## WHAT TO DO
Could you write out every entry exactly as it stands?

## EXCERPTED DATA
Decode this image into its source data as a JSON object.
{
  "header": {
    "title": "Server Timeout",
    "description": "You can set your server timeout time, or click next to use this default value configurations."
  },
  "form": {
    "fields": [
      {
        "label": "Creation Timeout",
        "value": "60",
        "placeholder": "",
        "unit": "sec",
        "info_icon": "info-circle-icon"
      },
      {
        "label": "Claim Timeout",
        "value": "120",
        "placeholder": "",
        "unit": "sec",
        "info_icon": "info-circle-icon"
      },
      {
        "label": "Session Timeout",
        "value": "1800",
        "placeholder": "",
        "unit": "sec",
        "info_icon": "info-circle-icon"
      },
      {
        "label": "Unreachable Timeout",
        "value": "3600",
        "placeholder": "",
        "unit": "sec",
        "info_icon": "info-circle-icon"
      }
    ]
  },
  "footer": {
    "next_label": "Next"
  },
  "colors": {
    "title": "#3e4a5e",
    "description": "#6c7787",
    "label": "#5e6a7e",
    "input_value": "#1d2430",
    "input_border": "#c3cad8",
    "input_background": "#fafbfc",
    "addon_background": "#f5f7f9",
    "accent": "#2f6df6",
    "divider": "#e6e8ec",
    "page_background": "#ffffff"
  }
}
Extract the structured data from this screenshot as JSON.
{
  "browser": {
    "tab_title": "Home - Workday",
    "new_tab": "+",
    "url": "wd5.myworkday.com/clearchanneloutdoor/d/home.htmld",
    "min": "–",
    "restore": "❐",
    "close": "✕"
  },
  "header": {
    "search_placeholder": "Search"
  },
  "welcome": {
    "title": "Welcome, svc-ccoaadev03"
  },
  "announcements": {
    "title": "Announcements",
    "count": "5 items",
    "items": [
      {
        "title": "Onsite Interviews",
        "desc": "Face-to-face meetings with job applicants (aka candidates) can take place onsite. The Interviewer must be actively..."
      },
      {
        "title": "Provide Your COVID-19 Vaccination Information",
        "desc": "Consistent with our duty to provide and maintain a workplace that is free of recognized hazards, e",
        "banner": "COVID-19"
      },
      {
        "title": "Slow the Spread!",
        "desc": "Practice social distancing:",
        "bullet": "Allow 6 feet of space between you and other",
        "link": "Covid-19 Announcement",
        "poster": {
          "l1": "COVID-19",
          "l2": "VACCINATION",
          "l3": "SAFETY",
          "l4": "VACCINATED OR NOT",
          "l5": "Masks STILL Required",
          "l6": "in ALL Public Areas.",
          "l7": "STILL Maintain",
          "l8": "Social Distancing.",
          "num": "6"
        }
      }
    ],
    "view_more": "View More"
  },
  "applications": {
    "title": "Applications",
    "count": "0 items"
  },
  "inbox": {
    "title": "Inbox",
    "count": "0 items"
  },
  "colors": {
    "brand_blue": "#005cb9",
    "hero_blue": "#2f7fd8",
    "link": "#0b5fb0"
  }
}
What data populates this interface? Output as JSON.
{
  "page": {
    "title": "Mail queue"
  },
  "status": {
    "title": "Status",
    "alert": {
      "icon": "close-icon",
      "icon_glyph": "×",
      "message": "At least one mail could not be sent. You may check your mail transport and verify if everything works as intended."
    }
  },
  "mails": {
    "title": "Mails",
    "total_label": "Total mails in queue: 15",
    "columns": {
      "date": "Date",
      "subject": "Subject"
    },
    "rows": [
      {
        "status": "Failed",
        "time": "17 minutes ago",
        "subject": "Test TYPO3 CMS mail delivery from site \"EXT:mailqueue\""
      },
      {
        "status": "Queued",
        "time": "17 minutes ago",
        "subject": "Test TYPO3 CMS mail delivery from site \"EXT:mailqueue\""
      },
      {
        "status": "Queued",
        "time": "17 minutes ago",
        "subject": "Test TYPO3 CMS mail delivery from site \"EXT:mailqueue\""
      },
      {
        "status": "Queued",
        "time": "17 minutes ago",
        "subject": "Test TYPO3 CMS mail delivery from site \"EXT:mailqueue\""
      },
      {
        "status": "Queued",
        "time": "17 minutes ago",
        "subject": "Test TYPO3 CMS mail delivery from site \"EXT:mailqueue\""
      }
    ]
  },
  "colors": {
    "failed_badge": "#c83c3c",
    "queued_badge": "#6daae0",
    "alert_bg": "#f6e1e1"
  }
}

## SOLUTION
Decode this image into its source data as a JSON object.
{
  "header": {
    "title": "Server Timeout",
    "description": "You can set your server timeout time, or click next to use this default value configurations."
  },
  "form": {
    "fields": [
      {
        "label": "Creation Timeout",
        "value": "60",
        "placeholder": "",
        "unit": "sec",
        "info_icon": "info-circle-icon"
      },
      {
        "label": "Claim Timeout",
        "value": "120",
        "placeholder": "",
        "unit": "sec",
        "info_icon": "info-circle-icon"
      },
      {
        "label": "Session Timeout",
        "value": "1800",
        "placeholder": "",
        "unit": "sec",
        "info_icon": "info-circle-icon"
      },
      {
        "label": "Unreachable Timeout",
        "value": "3600",
        "placeholder": "",
        "unit": "sec",
        "info_icon": "info-circle-icon"
      }
    ]
  },
  "footer": {
    "next_label": "Next"
  },
  "colors": {
    "title": "#3e4a5e",
    "description": "#6c7787",
    "label": "#5e6a7e",
    "input_value": "#1d2430",
    "input_border": "#c3cad8",
    "input_background": "#fafbfc",
    "addon_background": "#f5f7f9",
    "accent": "#2f6df6",
    "divider": "#e6e8ec",
    "page_background": "#ffffff"
  }
}
Extract the structured data from this screenshot as JSON.
{
  "browser": {
    "tab_title": "Home - Workday",
    "new_tab": "+",
    "url": "wd5.myworkday.com/clearchanneloutdoor/d/home.htmld",
    "min": "–",
    "restore": "❐",
    "close": "✕"
  },
  "header": {
    "search_placeholder": "Search"
  },
  "welcome": {
    "title": "Welcome, svc-ccoaadev03"
  },
  "announcements": {
    "title": "Announcements",
    "count": "5 items",
    "items": [
      {
        "title": "Onsite Interviews",
        "desc": "Face-to-face meetings with job applicants (aka candidates) can take place onsite. The Interviewer must be actively..."
      },
      {
        "title": "Provide Your COVID-19 Vaccination Information",
        "desc": "Consistent with our duty to provide and maintain a workplace that is free of recognized hazards, e",
        "banner": "COVID-19"
      },
      {
        "title": "Slow the Spread!",
        "desc": "Practice social distancing:",
        "bullet": "Allow 6 feet of space between you and other",
        "link": "Covid-19 Announcement",
        "poster": {
          "l1": "COVID-19",
          "l2": "VACCINATION",
          "l3": "SAFETY",
          "l4": "VACCINATED OR NOT",
          "l5": "Masks STILL Required",
          "l6": "in ALL Public Areas.",
          "l7": "STILL Maintain",
          "l8": "Social Distancing.",
          "num": "6"
        }
      }
    ],
    "view_more": "View More"
  },
  "applications": {
    "title": "Applications",
    "count": "0 items"
  },
  "inbox": {
    "title": "Inbox",
    "count": "0 items"
  },
  "colors": {
    "brand_blue": "#005cb9",
    "hero_blue": "#2f7fd8",
    "link": "#0b5fb0"
  }
}
What data populates this interface? Output as JSON.
{
  "page": {
    "title": "Mail queue"
  },
  "status": {
    "title": "Status",
    "alert": {
      "icon": "close-icon",
      "icon_glyph": "×",
      "message": "At least one mail could not be sent. You may check your mail transport and verify if everything works as intended."
    }
  },
  "mails": {
    "title": "Mails",
    "total_label": "Total mails in queue: 15",
    "columns": {
      "date": "Date",
      "subject": "Subject"
    },
    "rows": [
      {
        "status": "Failed",
        "time": "17 minutes ago",
        "subject": "Test TYPO3 CMS mail delivery from site \"EXT:mailqueue\""
      },
      {
        "status": "Queued",
        "time": "17 minutes ago",
        "subject": "Test TYPO3 CMS mail delivery from site \"EXT:mailqueue\""
      },
      {
        "status": "Queued",
        "time": "17 minutes ago",
        "subject": "Test TYPO3 CMS mail delivery from site \"EXT:mailqueue\""
      },
      {
        "status": "Queued",
        "time": "17 minutes ago",
        "subject": "Test TYPO3 CMS mail delivery from site \"EXT:mailqueue\""
      },
      {
        "status": "Queued",
        "time": "17 minutes ago",
        "subject": "Test TYPO3 CMS mail delivery from site \"EXT:mailqueue\""
      }
    ]
  },
  "colors": {
    "failed_badge": "#c83c3c",
    "queued_badge": "#6daae0",
    "alert_bg": "#f6e1e1"
  }
}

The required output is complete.